## WHAT YOU SHOULD DO
The entries below are to be transcribed in full, without their images.
------------------------------
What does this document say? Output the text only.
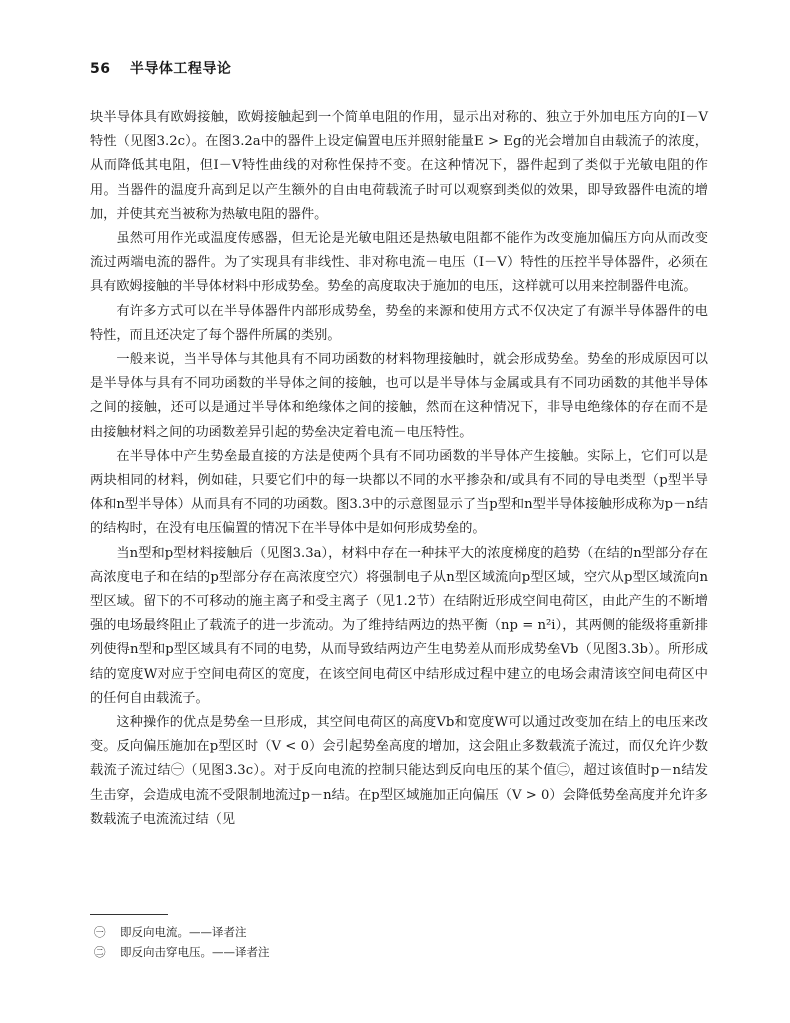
56 半导体工程导论

块半导体具有欧姆接触，欧姆接触起到一个简单电阻的作用，显示出对称的、独立于外加电压方向的I－V特性（见图3.2c）。在图3.2a中的器件上设定偏置电压并照射能量E > Eg的光会增加自由载流子的浓度，从而降低其电阻，但I－V特性曲线的对称性保持不变。在这种情况下，器件起到了类似于光敏电阻的作用。当器件的温度升高到足以产生额外的自由电荷载流子时可以观察到类似的效果，即导致器件电流的增加，并使其充当被称为热敏电阻的器件。

虽然可用作光或温度传感器，但无论是光敏电阻还是热敏电阻都不能作为改变施加偏压方向从而改变流过两端电流的器件。为了实现具有非线性、非对称电流－电压（I－V）特性的压控半导体器件，必须在具有欧姆接触的半导体材料中形成势垒。势垒的高度取决于施加的电压，这样就可以用来控制器件电流。

有许多方式可以在半导体器件内部形成势垒，势垒的来源和使用方式不仅决定了有源半导体器件的电特性，而且还决定了每个器件所属的类别。

一般来说，当半导体与其他具有不同功函数的材料物理接触时，就会形成势垒。势垒的形成原因可以是半导体与具有不同功函数的半导体之间的接触，也可以是半导体与金属或具有不同功函数的其他半导体之间的接触，还可以是通过半导体和绝缘体之间的接触，然而在这种情况下，非导电绝缘体的存在而不是由接触材料之间的功函数差异引起的势垒决定着电流－电压特性。

在半导体中产生势垒最直接的方法是使两个具有不同功函数的半导体产生接触。实际上，它们可以是两块相同的材料，例如硅，只要它们中的每一块都以不同的水平掺杂和/或具有不同的导电类型（p型半导体和n型半导体）从而具有不同的功函数。图3.3中的示意图显示了当p型和n型半导体接触形成称为p－n结的结构时，在没有电压偏置的情况下在半导体中是如何形成势垒的。

当n型和p型材料接触后（见图3.3a），材料中存在一种抹平大的浓度梯度的趋势（在结的n型部分存在高浓度电子和在结的p型部分存在高浓度空穴）将强制电子从n型区域流向p型区域，空穴从p型区域流向n型区域。留下的不可移动的施主离子和受主离子（见1.2节）在结附近形成空间电荷区，由此产生的不断增强的电场最终阻止了载流子的进一步流动。为了维持结两边的热平衡（np = n²i），其两侧的能级将重新排列使得n型和p型区域具有不同的电势，从而导致结两边产生电势差从而形成势垒Vb（见图3.3b）。所形成结的宽度W对应于空间电荷区的宽度，在该空间电荷区中结形成过程中建立的电场会肃清该空间电荷区中的任何自由载流子。

这种操作的优点是势垒一旦形成，其空间电荷区的高度Vb和宽度W可以通过改变加在结上的电压来改变。反向偏压施加在p型区时（V < 0）会引起势垒高度的增加，这会阻止多数载流子流过，而仅允许少数载流子流过结㊀（见图3.3c）。对于反向电流的控制只能达到反向电压的某个值㊁，超过该值时p－n结发生击穿，会造成电流不受限制地流过p－n结。在p型区域施加正向偏压（V > 0）会降低势垒高度并允许多数载流子电流流过结（见

㊀ 即反向电流。——译者注
㊁ 即反向击穿电压。——译者注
------------------------------
## SOLUTION FOR THIS PROBLEM
What does this document say? Output the text only.
56 半导体工程导论

块半导体具有欧姆接触，欧姆接触起到一个简单电阻的作用，显示出对称的、独立于外加电压方向的I－V特性（见图3.2c）。在图3.2a中的器件上设定偏置电压并照射能量E > Eg的光会增加自由载流子的浓度，从而降低其电阻，但I－V特性曲线的对称性保持不变。在这种情况下，器件起到了类似于光敏电阻的作用。当器件的温度升高到足以产生额外的自由电荷载流子时可以观察到类似的效果，即导致器件电流的增加，并使其充当被称为热敏电阻的器件。

虽然可用作光或温度传感器，但无论是光敏电阻还是热敏电阻都不能作为改变施加偏压方向从而改变流过两端电流的器件。为了实现具有非线性、非对称电流－电压（I－V）特性的压控半导体器件，必须在具有欧姆接触的半导体材料中形成势垒。势垒的高度取决于施加的电压，这样就可以用来控制器件电流。

有许多方式可以在半导体器件内部形成势垒，势垒的来源和使用方式不仅决定了有源半导体器件的电特性，而且还决定了每个器件所属的类别。

一般来说，当半导体与其他具有不同功函数的材料物理接触时，就会形成势垒。势垒的形成原因可以是半导体与具有不同功函数的半导体之间的接触，也可以是半导体与金属或具有不同功函数的其他半导体之间的接触，还可以是通过半导体和绝缘体之间的接触，然而在这种情况下，非导电绝缘体的存在而不是由接触材料之间的功函数差异引起的势垒决定着电流－电压特性。

在半导体中产生势垒最直接的方法是使两个具有不同功函数的半导体产生接触。实际上，它们可以是两块相同的材料，例如硅，只要它们中的每一块都以不同的水平掺杂和/或具有不同的导电类型（p型半导体和n型半导体）从而具有不同的功函数。图3.3中的示意图显示了当p型和n型半导体接触形成称为p－n结的结构时，在没有电压偏置的情况下在半导体中是如何形成势垒的。

当n型和p型材料接触后（见图3.3a），材料中存在一种抹平大的浓度梯度的趋势（在结的n型部分存在高浓度电子和在结的p型部分存在高浓度空穴）将强制电子从n型区域流向p型区域，空穴从p型区域流向n型区域。留下的不可移动的施主离子和受主离子（见1.2节）在结附近形成空间电荷区，由此产生的不断增强的电场最终阻止了载流子的进一步流动。为了维持结两边的热平衡（np = n²i），其两侧的能级将重新排列使得n型和p型区域具有不同的电势，从而导致结两边产生电势差从而形成势垒Vb（见图3.3b）。所形成结的宽度W对应于空间电荷区的宽度，在该空间电荷区中结形成过程中建立的电场会肃清该空间电荷区中的任何自由载流子。

这种操作的优点是势垒一旦形成，其空间电荷区的高度Vb和宽度W可以通过改变加在结上的电压来改变。反向偏压施加在p型区时（V < 0）会引起势垒高度的增加，这会阻止多数载流子流过，而仅允许少数载流子流过结㊀（见图3.3c）。对于反向电流的控制只能达到反向电压的某个值㊁，超过该值时p－n结发生击穿，会造成电流不受限制地流过p－n结。在p型区域施加正向偏压（V > 0）会降低势垒高度并允许多数载流子电流流过结（见

㊀ 即反向电流。——译者注
㊁ 即反向击穿电压。——译者注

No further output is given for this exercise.